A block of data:
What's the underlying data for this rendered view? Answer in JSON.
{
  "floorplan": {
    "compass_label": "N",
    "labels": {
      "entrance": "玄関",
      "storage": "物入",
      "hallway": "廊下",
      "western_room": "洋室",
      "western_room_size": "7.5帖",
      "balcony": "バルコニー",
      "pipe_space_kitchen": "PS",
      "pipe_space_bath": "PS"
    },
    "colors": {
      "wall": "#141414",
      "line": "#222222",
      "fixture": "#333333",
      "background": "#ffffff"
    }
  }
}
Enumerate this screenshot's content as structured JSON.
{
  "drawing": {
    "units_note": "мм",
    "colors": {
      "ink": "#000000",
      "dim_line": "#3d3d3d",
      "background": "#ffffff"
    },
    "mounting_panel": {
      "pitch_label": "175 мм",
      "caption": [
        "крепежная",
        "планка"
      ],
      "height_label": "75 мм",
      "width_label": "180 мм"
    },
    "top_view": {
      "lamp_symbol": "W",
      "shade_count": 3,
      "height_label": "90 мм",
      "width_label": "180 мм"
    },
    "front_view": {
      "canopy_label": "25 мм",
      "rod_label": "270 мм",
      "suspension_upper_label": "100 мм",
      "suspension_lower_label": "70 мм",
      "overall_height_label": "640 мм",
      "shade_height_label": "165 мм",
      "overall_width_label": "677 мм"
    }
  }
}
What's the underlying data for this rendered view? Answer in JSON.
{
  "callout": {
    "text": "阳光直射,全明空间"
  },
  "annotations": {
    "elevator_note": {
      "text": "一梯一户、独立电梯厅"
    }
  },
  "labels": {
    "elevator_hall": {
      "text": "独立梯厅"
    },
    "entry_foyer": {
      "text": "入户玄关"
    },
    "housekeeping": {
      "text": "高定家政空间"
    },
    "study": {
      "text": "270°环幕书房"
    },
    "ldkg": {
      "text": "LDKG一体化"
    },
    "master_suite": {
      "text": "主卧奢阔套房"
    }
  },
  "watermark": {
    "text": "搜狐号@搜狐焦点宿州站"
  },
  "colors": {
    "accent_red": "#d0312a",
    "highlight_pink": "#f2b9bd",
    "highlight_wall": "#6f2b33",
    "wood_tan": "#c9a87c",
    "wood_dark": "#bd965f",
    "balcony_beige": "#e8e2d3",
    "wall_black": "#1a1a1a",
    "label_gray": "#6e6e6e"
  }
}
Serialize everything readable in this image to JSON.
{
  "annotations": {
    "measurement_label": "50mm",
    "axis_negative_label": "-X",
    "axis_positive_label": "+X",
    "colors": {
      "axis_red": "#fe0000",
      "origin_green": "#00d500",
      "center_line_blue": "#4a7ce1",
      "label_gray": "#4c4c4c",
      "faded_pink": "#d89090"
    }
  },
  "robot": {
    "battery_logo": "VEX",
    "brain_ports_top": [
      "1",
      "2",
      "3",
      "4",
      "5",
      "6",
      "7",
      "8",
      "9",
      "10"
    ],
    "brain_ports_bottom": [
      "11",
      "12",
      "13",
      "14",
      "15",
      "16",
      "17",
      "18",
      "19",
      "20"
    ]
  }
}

■ What to do
Every entry needs to be retyped exactly.

■ Exercise response
What's the underlying data for this rendered view? Answer in JSON.
{
  "floorplan": {
    "compass_label": "N",
    "labels": {
      "entrance": "玄関",
      "storage": "物入",
      "hallway": "廊下",
      "western_room": "洋室",
      "western_room_size": "7.5帖",
      "balcony": "バルコニー",
      "pipe_space_kitchen": "PS",
      "pipe_space_bath": "PS"
    },
    "colors": {
      "wall": "#141414",
      "line": "#222222",
      "fixture": "#333333",
      "background": "#ffffff"
    }
  }
}
Enumerate this screenshot's content as structured JSON.
{
  "drawing": {
    "units_note": "мм",
    "colors": {
      "ink": "#000000",
      "dim_line": "#3d3d3d",
      "background": "#ffffff"
    },
    "mounting_panel": {
      "pitch_label": "175 мм",
      "caption": [
        "крепежная",
        "планка"
      ],
      "height_label": "75 мм",
      "width_label": "180 мм"
    },
    "top_view": {
      "lamp_symbol": "W",
      "shade_count": 3,
      "height_label": "90 мм",
      "width_label": "180 мм"
    },
    "front_view": {
      "canopy_label": "25 мм",
      "rod_label": "270 мм",
      "suspension_upper_label": "100 мм",
      "suspension_lower_label": "70 мм",
      "overall_height_label": "640 мм",
      "shade_height_label": "165 мм",
      "overall_width_label": "677 мм"
    }
  }
}
What's the underlying data for this rendered view? Answer in JSON.
{
  "callout": {
    "text": "阳光直射,全明空间"
  },
  "annotations": {
    "elevator_note": {
      "text": "一梯一户、独立电梯厅"
    }
  },
  "labels": {
    "elevator_hall": {
      "text": "独立梯厅"
    },
    "entry_foyer": {
      "text": "入户玄关"
    },
    "housekeeping": {
      "text": "高定家政空间"
    },
    "study": {
      "text": "270°环幕书房"
    },
    "ldkg": {
      "text": "LDKG一体化"
    },
    "master_suite": {
      "text": "主卧奢阔套房"
    }
  },
  "watermark": {
    "text": "搜狐号@搜狐焦点宿州站"
  },
  "colors": {
    "accent_red": "#d0312a",
    "highlight_pink": "#f2b9bd",
    "highlight_wall": "#6f2b33",
    "wood_tan": "#c9a87c",
    "wood_dark": "#bd965f",
    "balcony_beige": "#e8e2d3",
    "wall_black": "#1a1a1a",
    "label_gray": "#6e6e6e"
  }
}
Serialize everything readable in this image to JSON.
{
  "annotations": {
    "measurement_label": "50mm",
    "axis_negative_label": "-X",
    "axis_positive_label": "+X",
    "colors": {
      "axis_red": "#fe0000",
      "origin_green": "#00d500",
      "center_line_blue": "#4a7ce1",
      "label_gray": "#4c4c4c",
      "faded_pink": "#d89090"
    }
  },
  "robot": {
    "battery_logo": "VEX",
    "brain_ports_top": [
      "1",
      "2",
      "3",
      "4",
      "5",
      "6",
      "7",
      "8",
      "9",
      "10"
    ],
    "brain_ports_bottom": [
      "11",
      "12",
      "13",
      "14",
      "15",
      "16",
      "17",
      "18",
      "19",
      "20"
    ]
  }
}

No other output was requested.